- **TEXTO FORNECIDO**:
————

Como referem J. J.GOMES CANOTILHO e VITAL MOREIRA, em anotação ao artigo 169.º da Constituição, (3) "(...)reconhecendo à AR a supremacia legislativa, a Constituição submete os DLs a um processo de fiscalização parlamentar específico, que pode conduzir à sua imediata cessação, sem que a AR tenha de recorrer ao seu próprio poder legislativo e ao processo próprio das Leis. Para serem válidos e eficazes, os DLs não carecem de confirmação parlamentar; mas ficam transitoriamente sob condição de não utilização por parte da AR do seu poder de alteração ou de cessação de vigência de decretos-leis.".
Referem, ainda, estes autores que os decretos-leis ficam, até ao decurso do prazo para requerimento dessa fiscalização, ou até que se conclua o processo da mesma, (4) em vigência condicionada.
Caso a Assembleia da República aprove a cessação de vigência do decreto-lei, como sucedeu no caso vertente, "o diploma deixará de vigorar desde o dia em que a resolução for publicada no Diário da República", conforme estabelece o nº 4, do artigo 169º da lei fundamental.
A Resolução da Assembleia da República nº 52/2010, que determinou a cessação da vigência do DL nº 29/2010 e repristinou as normas por este revogadas, foi, como vimos, publicada na 1ª série do Diário da República de 7 de Junho de 2010.
Assim, e de acordo com o disposto no citado artigo 169º, nº4, da CRP, o DL nº 29/2010 de 1 de Abril deixou de vigorar, na ordem jurídica, desde 7 de Junho de 2010.

————

- **TAREFA**:
No texto sobre a fiscalização parlamentar dos decretos-leis, a partir de que data o DL nº 29/2010 deixou de vigorar na ordem jurídica? Os registos são material à parte, sem ligação ao texto.

————

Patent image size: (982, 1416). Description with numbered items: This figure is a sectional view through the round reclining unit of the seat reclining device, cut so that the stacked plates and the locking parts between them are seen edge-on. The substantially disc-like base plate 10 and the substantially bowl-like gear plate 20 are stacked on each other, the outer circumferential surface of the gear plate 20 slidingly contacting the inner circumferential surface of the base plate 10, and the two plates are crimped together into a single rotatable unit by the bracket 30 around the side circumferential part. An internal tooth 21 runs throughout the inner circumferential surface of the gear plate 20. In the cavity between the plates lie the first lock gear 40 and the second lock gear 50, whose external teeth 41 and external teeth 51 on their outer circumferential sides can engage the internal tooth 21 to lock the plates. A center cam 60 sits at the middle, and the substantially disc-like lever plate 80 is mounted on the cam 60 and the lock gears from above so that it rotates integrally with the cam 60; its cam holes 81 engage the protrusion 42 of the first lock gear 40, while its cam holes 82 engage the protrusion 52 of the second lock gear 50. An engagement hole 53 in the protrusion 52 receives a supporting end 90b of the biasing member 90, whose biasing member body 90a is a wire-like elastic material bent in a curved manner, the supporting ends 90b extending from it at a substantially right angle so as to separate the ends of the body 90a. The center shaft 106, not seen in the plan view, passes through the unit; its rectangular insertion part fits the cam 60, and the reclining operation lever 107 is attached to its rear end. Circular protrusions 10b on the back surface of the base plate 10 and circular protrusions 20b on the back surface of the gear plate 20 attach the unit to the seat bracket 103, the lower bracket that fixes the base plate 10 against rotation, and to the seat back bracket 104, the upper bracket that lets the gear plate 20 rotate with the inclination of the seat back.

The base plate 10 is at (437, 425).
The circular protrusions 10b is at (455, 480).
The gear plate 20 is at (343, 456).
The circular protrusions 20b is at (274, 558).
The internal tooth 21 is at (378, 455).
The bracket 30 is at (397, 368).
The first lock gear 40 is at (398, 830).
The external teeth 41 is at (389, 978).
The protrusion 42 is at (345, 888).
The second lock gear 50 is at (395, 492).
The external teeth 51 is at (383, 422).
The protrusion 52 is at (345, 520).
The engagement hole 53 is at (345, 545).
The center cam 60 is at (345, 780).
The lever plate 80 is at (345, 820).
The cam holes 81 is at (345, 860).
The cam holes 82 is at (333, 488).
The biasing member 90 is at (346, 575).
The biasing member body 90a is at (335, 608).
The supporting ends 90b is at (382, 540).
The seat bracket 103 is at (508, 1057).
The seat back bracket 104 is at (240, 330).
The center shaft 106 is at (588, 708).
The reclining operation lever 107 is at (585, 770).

————

- **A RESPOSTA**:
Desde 7 de Junho de 2010.